» **Task**
Rename every occurrence of "terminal-line" to "console-line" in the material below, leaving all other text unchanged.

» **Dataset entries**

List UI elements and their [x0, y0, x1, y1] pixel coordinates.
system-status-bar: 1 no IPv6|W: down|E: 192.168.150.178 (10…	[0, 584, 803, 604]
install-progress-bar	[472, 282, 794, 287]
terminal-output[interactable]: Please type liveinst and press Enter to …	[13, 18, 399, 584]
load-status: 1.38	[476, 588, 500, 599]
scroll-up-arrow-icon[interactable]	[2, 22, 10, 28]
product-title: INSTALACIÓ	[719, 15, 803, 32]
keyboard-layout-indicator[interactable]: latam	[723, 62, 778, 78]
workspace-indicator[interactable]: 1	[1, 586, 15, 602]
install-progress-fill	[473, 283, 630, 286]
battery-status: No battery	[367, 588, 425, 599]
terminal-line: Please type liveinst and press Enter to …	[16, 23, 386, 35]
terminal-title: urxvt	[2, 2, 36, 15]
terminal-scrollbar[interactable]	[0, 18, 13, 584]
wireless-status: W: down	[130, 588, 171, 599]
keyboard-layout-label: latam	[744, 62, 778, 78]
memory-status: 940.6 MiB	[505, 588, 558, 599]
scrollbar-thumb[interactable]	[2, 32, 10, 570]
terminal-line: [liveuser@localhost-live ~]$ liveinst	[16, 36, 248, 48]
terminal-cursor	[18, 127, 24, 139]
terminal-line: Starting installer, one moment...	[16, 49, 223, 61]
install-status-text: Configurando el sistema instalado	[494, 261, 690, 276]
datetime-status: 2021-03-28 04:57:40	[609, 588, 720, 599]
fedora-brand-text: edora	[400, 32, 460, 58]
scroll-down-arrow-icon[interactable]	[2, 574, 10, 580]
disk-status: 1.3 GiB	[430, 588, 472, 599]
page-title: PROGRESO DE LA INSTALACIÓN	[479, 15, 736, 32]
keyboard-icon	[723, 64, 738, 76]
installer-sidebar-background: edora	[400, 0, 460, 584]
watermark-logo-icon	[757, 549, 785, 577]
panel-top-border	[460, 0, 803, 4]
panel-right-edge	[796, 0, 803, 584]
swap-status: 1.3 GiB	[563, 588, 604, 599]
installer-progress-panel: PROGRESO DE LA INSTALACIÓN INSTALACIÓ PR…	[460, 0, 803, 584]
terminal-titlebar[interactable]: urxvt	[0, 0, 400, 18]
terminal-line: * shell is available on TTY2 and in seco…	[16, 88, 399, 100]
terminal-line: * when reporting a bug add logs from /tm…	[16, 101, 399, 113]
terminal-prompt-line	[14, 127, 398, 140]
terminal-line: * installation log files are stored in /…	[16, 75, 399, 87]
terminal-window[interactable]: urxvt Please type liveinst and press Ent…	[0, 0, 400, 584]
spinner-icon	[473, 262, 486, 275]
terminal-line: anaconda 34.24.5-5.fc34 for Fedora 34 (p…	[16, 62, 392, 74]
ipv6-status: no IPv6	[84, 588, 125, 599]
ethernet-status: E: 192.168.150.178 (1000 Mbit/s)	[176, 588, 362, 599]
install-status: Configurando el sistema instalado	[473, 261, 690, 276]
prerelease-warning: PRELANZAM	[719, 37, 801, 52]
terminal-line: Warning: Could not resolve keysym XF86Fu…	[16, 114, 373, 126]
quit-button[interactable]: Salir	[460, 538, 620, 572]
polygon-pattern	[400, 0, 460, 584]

» **Correct answer**
List UI elements and their [x0, y0, x1, y1] pixel coordinates.
system-status-bar: 1 no IPv6|W: down|E: 192.168.150.178 (10…	[0, 584, 803, 604]
install-progress-bar	[472, 282, 794, 287]
terminal-output[interactable]: Please type liveinst and press Enter to …	[13, 18, 399, 584]
load-status: 1.38	[476, 588, 500, 599]
scroll-up-arrow-icon[interactable]	[2, 22, 10, 28]
product-title: INSTALACIÓ	[719, 15, 803, 32]
keyboard-layout-indicator[interactable]: latam	[723, 62, 778, 78]
workspace-indicator[interactable]: 1	[1, 586, 15, 602]
install-progress-fill	[473, 283, 630, 286]
battery-status: No battery	[367, 588, 425, 599]
console-line: Please type liveinst and press Enter to …	[16, 23, 386, 35]
terminal-title: urxvt	[2, 2, 36, 15]
terminal-scrollbar[interactable]	[0, 18, 13, 584]
wireless-status: W: down	[130, 588, 171, 599]
keyboard-layout-label: latam	[744, 62, 778, 78]
memory-status: 940.6 MiB	[505, 588, 558, 599]
scrollbar-thumb[interactable]	[2, 32, 10, 570]
console-line: [liveuser@localhost-live ~]$ liveinst	[16, 36, 248, 48]
terminal-cursor	[18, 127, 24, 139]
console-line: Starting installer, one moment...	[16, 49, 223, 61]
install-status-text: Configurando el sistema instalado	[494, 261, 690, 276]
datetime-status: 2021-03-28 04:57:40	[609, 588, 720, 599]
fedora-brand-text: edora	[400, 32, 460, 58]
scroll-down-arrow-icon[interactable]	[2, 574, 10, 580]
disk-status: 1.3 GiB	[430, 588, 472, 599]
page-title: PROGRESO DE LA INSTALACIÓN	[479, 15, 736, 32]
keyboard-icon	[723, 64, 738, 76]
installer-sidebar-background: edora	[400, 0, 460, 584]
watermark-logo-icon	[757, 549, 785, 577]
panel-top-border	[460, 0, 803, 4]
panel-right-edge	[796, 0, 803, 584]
swap-status: 1.3 GiB	[563, 588, 604, 599]
installer-progress-panel: PROGRESO DE LA INSTALACIÓN INSTALACIÓ PR…	[460, 0, 803, 584]
terminal-titlebar[interactable]: urxvt	[0, 0, 400, 18]
console-line: * shell is available on TTY2 and in seco…	[16, 88, 399, 100]
console-line: * when reporting a bug add logs from /tm…	[16, 101, 399, 113]
terminal-prompt-line	[14, 127, 398, 140]
console-line: * installation log files are stored in /…	[16, 75, 399, 87]
terminal-window[interactable]: urxvt Please type liveinst and press Ent…	[0, 0, 400, 584]
spinner-icon	[473, 262, 486, 275]
console-line: anaconda 34.24.5-5.fc34 for Fedora 34 (p…	[16, 62, 392, 74]
ipv6-status: no IPv6	[84, 588, 125, 599]
ethernet-status: E: 192.168.150.178 (1000 Mbit/s)	[176, 588, 362, 599]
install-status: Configurando el sistema instalado	[473, 261, 690, 276]
prerelease-warning: PRELANZAM	[719, 37, 801, 52]
console-line: Warning: Could not resolve keysym XF86Fu…	[16, 114, 373, 126]
quit-button[interactable]: Salir	[460, 538, 620, 572]
polygon-pattern	[400, 0, 460, 584]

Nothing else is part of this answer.